▶ [What you will do]:
Your task is to count the lines of the entries below that include the word "Fixed" and to give only the resulting number.

▶ [Provided data]:
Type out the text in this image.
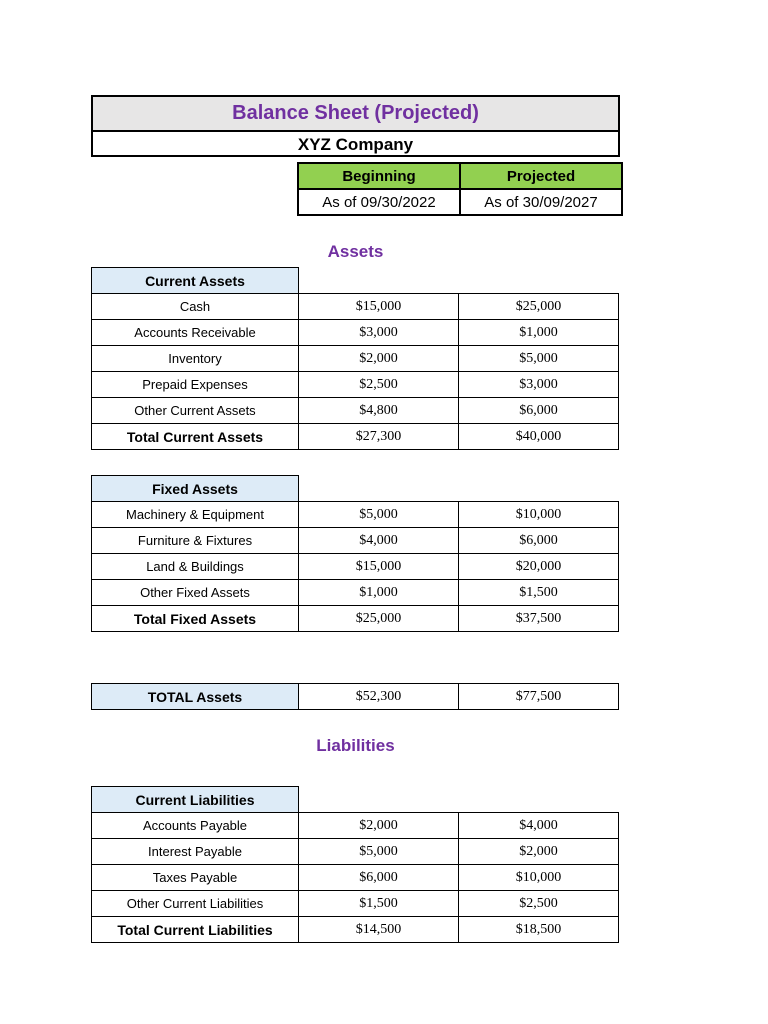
Balance Sheet (Projected)
XYZ Company
Beginning	Projected
As of 09/30/2022	As of 30/09/2027
Assets
Current Assets		
Cash	$15,000	$25,000
Accounts Receivable	$3,000	$1,000
Inventory	$2,000	$5,000
Prepaid Expenses	$2,500	$3,000
Other Current Assets	$4,800	$6,000
Total Current Assets	$27,300	$40,000
Fixed Assets		
Machinery & Equipment	$5,000	$10,000
Furniture & Fixtures	$4,000	$6,000
Land & Buildings	$15,000	$20,000
Other Fixed Assets	$1,000	$1,500
Total Fixed Assets	$25,000	$37,500
TOTAL Assets	$52,300	$77,500
Liabilities
Current Liabilities		
Accounts Payable	$2,000	$4,000
Interest Payable	$5,000	$2,000
Taxes Payable	$6,000	$10,000
Other Current Liabilities	$1,500	$2,500
Total Current Liabilities	$14,500	$18,500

▶ [Exercise answer]:
3